## Task prompt:
Find each line with the string "monthly" and report it.

[Begin Records supplied]

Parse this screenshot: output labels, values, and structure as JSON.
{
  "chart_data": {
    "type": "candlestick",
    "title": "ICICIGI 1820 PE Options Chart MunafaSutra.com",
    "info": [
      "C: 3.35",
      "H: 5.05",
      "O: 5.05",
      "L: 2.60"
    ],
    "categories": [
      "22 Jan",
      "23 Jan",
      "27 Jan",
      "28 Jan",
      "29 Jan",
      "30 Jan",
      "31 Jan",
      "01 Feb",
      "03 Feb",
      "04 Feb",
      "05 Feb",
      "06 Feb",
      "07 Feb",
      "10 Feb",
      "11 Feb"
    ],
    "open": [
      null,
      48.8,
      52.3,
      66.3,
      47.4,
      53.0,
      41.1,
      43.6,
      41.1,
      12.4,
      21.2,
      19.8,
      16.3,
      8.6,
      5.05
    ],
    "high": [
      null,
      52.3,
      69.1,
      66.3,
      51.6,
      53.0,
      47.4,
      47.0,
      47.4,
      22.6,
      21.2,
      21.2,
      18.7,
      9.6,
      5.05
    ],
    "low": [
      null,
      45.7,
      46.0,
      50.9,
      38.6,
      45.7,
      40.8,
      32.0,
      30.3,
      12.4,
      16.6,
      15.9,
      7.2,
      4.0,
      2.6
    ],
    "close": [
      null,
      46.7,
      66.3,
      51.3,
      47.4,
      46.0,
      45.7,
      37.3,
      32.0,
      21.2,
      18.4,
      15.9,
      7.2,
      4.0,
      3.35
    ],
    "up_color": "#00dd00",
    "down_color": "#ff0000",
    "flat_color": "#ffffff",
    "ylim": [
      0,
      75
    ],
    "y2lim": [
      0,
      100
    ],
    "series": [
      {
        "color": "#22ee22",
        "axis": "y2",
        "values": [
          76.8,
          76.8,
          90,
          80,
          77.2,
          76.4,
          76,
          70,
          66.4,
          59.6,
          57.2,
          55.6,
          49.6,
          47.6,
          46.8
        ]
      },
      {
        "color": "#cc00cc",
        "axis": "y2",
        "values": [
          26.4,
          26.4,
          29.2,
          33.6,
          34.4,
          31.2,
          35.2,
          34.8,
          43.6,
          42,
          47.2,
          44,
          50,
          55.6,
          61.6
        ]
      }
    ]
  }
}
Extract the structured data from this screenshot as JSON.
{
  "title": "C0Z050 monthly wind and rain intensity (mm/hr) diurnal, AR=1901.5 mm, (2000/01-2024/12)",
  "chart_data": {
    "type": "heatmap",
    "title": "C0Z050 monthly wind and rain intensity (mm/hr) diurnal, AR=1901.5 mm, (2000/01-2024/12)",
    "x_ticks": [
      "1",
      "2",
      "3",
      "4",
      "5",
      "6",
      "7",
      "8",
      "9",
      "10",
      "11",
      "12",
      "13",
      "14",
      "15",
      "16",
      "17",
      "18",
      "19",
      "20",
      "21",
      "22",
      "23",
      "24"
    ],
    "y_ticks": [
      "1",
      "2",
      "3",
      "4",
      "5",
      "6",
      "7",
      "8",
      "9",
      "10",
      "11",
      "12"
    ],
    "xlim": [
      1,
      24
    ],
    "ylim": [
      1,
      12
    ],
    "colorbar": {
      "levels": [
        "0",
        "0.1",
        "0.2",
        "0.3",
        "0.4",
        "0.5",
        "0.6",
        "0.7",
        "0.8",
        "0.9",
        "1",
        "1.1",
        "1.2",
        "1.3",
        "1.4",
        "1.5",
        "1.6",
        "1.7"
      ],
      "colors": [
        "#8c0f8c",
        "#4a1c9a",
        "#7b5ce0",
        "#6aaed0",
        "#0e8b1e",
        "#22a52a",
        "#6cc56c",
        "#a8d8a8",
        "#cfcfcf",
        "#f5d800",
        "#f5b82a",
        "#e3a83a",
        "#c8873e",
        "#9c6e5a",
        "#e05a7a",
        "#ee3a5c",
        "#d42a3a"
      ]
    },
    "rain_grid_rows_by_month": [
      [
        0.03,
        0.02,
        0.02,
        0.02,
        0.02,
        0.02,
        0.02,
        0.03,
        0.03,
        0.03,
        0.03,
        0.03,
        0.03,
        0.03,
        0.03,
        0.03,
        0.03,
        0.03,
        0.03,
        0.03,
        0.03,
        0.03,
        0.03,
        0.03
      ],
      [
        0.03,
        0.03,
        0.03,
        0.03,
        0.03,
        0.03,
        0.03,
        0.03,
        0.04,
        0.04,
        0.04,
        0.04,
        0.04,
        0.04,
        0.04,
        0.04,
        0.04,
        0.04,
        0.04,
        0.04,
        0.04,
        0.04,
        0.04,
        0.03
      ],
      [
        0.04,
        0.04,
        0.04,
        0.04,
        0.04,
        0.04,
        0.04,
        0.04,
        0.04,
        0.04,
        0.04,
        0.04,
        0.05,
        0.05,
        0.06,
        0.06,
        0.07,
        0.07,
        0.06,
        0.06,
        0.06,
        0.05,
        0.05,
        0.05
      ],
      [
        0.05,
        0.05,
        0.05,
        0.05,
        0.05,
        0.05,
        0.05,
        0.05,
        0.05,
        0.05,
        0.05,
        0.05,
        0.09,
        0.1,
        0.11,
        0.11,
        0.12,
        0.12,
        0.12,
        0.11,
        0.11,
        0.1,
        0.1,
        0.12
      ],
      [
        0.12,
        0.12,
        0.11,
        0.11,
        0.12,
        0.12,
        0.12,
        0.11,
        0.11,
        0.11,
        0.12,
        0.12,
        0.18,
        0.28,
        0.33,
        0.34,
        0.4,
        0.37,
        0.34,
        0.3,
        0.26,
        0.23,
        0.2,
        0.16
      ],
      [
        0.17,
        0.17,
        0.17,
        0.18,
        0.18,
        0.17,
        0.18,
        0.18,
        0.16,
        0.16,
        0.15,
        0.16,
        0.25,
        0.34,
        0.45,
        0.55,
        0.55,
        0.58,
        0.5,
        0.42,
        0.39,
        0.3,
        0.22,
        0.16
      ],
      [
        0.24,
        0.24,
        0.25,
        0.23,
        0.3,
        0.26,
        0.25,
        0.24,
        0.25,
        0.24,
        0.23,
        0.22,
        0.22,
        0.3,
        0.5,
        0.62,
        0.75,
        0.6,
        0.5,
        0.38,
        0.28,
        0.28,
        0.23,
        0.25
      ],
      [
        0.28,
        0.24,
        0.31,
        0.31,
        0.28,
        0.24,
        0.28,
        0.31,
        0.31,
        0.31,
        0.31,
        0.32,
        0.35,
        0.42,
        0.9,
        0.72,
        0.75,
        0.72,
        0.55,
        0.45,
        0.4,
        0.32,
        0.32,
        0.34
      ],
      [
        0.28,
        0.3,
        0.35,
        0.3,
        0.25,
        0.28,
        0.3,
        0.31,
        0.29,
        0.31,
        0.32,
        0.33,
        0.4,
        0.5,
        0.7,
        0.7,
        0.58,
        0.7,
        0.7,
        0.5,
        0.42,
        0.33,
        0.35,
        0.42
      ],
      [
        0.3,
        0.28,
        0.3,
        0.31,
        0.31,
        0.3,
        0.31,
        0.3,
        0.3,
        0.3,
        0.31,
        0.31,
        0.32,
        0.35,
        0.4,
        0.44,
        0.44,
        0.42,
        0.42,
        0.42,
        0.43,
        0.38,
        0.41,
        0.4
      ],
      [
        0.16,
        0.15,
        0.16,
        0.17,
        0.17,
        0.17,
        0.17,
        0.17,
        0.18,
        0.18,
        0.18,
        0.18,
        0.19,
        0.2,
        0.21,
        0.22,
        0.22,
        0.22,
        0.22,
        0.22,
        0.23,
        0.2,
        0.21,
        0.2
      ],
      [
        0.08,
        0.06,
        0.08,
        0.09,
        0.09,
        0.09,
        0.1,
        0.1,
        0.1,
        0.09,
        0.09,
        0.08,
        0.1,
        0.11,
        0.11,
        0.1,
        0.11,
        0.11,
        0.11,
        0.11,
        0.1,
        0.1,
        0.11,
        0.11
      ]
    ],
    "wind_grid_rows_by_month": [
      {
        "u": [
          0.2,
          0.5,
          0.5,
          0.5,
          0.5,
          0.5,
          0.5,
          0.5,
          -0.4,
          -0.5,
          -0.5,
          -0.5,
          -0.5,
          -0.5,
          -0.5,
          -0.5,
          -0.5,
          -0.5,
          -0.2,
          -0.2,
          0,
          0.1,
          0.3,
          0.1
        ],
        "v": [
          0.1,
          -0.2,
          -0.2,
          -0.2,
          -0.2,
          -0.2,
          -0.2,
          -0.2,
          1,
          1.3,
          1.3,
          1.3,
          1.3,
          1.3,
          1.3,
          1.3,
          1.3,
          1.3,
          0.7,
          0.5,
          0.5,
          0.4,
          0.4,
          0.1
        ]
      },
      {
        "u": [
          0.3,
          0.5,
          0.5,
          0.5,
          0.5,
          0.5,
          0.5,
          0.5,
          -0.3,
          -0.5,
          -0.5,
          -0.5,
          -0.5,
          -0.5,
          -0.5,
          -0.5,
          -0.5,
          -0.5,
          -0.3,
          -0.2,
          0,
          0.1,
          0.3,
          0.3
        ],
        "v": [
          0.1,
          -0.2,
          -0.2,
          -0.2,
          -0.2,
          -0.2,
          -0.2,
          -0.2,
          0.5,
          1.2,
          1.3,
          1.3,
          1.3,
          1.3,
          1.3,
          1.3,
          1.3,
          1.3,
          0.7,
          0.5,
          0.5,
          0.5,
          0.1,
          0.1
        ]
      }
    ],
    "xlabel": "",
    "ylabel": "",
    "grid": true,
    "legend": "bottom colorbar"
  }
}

[End Records supplied]
[Begin Records supplied]

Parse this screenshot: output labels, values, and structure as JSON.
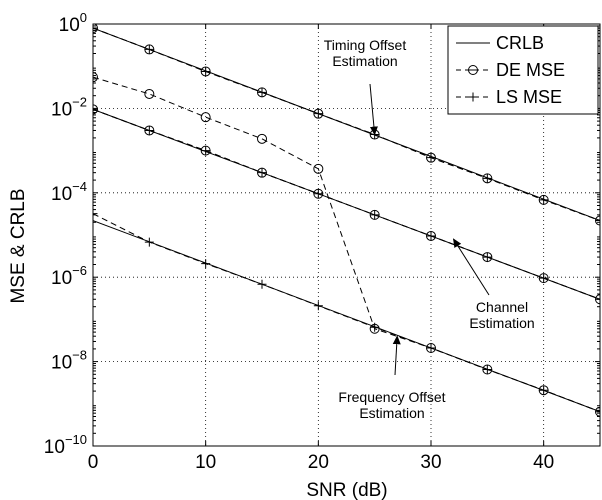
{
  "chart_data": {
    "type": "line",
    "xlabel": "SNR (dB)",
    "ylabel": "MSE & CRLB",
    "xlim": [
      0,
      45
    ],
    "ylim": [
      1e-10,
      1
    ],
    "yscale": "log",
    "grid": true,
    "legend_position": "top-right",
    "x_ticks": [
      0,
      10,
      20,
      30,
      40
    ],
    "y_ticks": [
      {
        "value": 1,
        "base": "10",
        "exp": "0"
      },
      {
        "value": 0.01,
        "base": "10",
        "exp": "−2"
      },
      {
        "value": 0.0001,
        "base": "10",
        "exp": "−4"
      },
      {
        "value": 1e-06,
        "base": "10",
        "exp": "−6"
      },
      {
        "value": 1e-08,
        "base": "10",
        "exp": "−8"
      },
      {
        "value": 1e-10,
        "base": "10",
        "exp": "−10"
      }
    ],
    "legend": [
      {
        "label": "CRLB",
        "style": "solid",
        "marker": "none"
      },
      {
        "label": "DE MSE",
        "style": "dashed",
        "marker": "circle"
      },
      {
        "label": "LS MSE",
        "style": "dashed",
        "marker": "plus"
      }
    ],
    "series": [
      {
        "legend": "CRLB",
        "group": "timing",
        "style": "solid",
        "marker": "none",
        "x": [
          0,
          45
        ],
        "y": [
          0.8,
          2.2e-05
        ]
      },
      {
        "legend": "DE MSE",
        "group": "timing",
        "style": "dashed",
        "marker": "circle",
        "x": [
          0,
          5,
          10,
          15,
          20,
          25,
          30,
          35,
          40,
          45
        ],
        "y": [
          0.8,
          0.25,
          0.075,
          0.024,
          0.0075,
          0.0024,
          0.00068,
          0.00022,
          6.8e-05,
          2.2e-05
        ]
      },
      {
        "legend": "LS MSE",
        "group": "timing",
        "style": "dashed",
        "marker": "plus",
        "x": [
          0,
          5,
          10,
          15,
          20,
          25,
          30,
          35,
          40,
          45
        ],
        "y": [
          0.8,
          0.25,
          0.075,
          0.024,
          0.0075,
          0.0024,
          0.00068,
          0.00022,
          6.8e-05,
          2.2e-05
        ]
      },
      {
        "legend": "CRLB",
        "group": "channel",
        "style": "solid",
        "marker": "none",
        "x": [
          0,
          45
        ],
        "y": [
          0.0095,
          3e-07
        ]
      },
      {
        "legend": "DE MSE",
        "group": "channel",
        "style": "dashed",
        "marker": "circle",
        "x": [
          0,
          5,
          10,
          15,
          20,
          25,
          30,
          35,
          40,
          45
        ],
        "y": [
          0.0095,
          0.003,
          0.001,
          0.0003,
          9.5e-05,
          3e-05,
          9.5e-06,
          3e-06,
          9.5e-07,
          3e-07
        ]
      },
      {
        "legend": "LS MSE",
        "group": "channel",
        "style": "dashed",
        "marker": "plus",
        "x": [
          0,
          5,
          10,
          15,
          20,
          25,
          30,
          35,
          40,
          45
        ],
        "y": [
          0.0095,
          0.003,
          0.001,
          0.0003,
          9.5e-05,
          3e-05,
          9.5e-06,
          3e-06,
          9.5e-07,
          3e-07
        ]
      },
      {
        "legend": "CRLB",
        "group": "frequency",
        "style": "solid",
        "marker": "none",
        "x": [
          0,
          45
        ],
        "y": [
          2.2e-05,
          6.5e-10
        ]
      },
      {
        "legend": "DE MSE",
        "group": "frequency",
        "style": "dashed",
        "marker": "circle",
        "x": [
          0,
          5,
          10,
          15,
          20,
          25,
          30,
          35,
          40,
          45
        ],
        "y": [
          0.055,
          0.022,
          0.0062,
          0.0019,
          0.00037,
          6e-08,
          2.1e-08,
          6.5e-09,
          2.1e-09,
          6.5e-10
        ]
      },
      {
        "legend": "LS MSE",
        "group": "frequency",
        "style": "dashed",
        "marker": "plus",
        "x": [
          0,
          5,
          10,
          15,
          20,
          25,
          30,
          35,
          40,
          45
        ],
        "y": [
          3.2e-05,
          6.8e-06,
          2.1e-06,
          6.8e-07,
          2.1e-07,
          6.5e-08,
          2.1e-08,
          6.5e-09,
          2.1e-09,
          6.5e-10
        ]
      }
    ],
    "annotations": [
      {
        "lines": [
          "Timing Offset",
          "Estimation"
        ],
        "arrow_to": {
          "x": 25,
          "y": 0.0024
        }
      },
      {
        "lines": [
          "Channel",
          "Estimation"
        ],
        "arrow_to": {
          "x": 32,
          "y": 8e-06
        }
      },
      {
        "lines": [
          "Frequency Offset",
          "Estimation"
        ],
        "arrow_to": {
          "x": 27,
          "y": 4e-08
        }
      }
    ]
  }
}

[End Records supplied]

## Response:
  "title": "C0Z050 monthly wind and rain intensity (mm/hr) diurnal, AR=1901.5 mm, (2000/01-2024/12)",
    "title": "C0Z050 monthly wind and rain intensity (mm/hr) diurnal, AR=1901.5 mm, (2000/01-2024/12)",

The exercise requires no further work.